» **Task objective**
Identify every line below that contains the string "migration", and copy each such line. Letter case counts.

Stored data:
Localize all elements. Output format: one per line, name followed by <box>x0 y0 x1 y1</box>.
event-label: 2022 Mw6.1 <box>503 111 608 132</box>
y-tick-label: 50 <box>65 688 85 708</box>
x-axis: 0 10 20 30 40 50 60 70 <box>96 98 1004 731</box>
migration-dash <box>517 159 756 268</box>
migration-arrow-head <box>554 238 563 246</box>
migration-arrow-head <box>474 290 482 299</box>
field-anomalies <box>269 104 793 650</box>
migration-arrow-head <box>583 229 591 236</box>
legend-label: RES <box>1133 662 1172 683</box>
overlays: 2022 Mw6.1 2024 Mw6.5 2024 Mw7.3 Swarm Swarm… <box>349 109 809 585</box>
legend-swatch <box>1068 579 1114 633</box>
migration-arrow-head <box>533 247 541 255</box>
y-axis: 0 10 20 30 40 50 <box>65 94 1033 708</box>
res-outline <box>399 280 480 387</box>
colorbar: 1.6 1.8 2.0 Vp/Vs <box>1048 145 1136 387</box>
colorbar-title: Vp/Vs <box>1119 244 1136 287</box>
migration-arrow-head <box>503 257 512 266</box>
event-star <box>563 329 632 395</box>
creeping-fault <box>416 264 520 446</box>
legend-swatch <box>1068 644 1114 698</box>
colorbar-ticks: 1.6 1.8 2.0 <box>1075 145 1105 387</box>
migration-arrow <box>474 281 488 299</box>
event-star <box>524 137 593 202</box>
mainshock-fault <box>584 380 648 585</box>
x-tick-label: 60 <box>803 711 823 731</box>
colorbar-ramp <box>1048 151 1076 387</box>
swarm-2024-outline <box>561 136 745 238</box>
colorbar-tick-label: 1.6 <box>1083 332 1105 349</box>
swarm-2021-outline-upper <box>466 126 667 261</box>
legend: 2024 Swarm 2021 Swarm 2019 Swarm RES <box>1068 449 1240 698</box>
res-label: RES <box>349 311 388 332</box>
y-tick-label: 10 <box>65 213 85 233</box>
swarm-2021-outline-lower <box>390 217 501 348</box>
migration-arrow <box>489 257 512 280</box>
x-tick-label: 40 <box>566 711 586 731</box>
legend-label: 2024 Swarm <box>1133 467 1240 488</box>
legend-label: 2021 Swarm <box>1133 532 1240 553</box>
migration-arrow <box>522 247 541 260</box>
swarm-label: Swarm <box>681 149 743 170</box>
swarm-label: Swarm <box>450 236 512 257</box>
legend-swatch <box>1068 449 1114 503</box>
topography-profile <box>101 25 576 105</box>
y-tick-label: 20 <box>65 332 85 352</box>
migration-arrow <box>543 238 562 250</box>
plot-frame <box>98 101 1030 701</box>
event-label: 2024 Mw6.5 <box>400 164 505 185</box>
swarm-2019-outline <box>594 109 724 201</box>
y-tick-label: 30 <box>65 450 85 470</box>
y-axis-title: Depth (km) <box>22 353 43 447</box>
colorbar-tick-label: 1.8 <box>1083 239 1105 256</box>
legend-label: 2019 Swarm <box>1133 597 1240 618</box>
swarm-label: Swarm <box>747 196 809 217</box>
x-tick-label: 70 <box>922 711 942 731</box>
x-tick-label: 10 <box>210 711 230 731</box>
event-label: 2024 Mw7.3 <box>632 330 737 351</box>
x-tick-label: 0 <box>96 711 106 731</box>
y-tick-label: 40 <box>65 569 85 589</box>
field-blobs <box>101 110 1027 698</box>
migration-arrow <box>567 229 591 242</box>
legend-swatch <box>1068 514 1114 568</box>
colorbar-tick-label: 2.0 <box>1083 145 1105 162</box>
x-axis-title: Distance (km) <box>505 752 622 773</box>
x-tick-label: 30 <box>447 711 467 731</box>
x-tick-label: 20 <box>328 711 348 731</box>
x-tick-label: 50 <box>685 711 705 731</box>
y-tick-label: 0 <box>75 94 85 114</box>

» **Exercise solution**
migration-dash <box>517 159 756 268</box>
migration-arrow-head <box>554 238 563 246</box>
migration-arrow-head <box>474 290 482 299</box>
migration-arrow-head <box>583 229 591 236</box>
migration-arrow-head <box>533 247 541 255</box>
migration-arrow-head <box>503 257 512 266</box>
migration-arrow <box>474 281 488 299</box>
migration-arrow <box>489 257 512 280</box>
migration-arrow <box>522 247 541 260</box>
migration-arrow <box>543 238 562 250</box>
migration-arrow <box>567 229 591 242</box>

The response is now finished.